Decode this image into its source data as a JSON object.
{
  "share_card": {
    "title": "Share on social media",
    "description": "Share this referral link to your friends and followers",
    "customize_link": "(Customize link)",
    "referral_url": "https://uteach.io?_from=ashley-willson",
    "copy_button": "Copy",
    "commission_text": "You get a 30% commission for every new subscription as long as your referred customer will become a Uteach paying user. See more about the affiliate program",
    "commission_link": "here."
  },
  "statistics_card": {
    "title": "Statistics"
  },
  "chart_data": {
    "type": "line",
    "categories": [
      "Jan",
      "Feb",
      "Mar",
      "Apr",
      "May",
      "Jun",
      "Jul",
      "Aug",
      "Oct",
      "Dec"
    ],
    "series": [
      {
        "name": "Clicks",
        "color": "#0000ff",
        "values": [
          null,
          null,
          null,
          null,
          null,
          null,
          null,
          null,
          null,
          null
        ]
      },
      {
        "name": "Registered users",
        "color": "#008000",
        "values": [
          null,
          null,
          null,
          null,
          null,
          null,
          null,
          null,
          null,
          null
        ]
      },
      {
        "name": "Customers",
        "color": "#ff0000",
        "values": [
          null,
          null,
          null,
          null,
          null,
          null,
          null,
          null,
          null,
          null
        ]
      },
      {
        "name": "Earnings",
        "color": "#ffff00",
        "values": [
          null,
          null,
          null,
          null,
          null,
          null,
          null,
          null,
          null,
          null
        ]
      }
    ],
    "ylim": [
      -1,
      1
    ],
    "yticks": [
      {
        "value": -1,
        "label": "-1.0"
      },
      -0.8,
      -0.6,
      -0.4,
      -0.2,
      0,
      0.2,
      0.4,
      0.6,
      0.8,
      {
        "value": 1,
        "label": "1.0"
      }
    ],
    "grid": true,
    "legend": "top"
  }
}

◆ ◆ ◆

▶ **Written exercise**: Can you reproduce all the material exactly?

▶ **Correct result**:
Decode this image into its source data as a JSON object.
{
  "share_card": {
    "title": "Share on social media",
    "description": "Share this referral link to your friends and followers",
    "customize_link": "(Customize link)",
    "referral_url": "https://uteach.io?_from=ashley-willson",
    "copy_button": "Copy",
    "commission_text": "You get a 30% commission for every new subscription as long as your referred customer will become a Uteach paying user. See more about the affiliate program",
    "commission_link": "here."
  },
  "statistics_card": {
    "title": "Statistics"
  },
  "chart_data": {
    "type": "line",
    "categories": [
      "Jan",
      "Feb",
      "Mar",
      "Apr",
      "May",
      "Jun",
      "Jul",
      "Aug",
      "Oct",
      "Dec"
    ],
    "series": [
      {
        "name": "Clicks",
        "color": "#0000ff",
        "values": [
          null,
          null,
          null,
          null,
          null,
          null,
          null,
          null,
          null,
          null
        ]
      },
      {
        "name": "Registered users",
        "color": "#008000",
        "values": [
          null,
          null,
          null,
          null,
          null,
          null,
          null,
          null,
          null,
          null
        ]
      },
      {
        "name": "Customers",
        "color": "#ff0000",
        "values": [
          null,
          null,
          null,
          null,
          null,
          null,
          null,
          null,
          null,
          null
        ]
      },
      {
        "name": "Earnings",
        "color": "#ffff00",
        "values": [
          null,
          null,
          null,
          null,
          null,
          null,
          null,
          null,
          null,
          null
        ]
      }
    ],
    "ylim": [
      -1,
      1
    ],
    "yticks": [
      {
        "value": -1,
        "label": "-1.0"
      },
      -0.8,
      -0.6,
      -0.4,
      -0.2,
      0,
      0.2,
      0.4,
      0.6,
      0.8,
      {
        "value": 1,
        "label": "1.0"
      }
    ],
    "grid": true,
    "legend": "top"
  }
}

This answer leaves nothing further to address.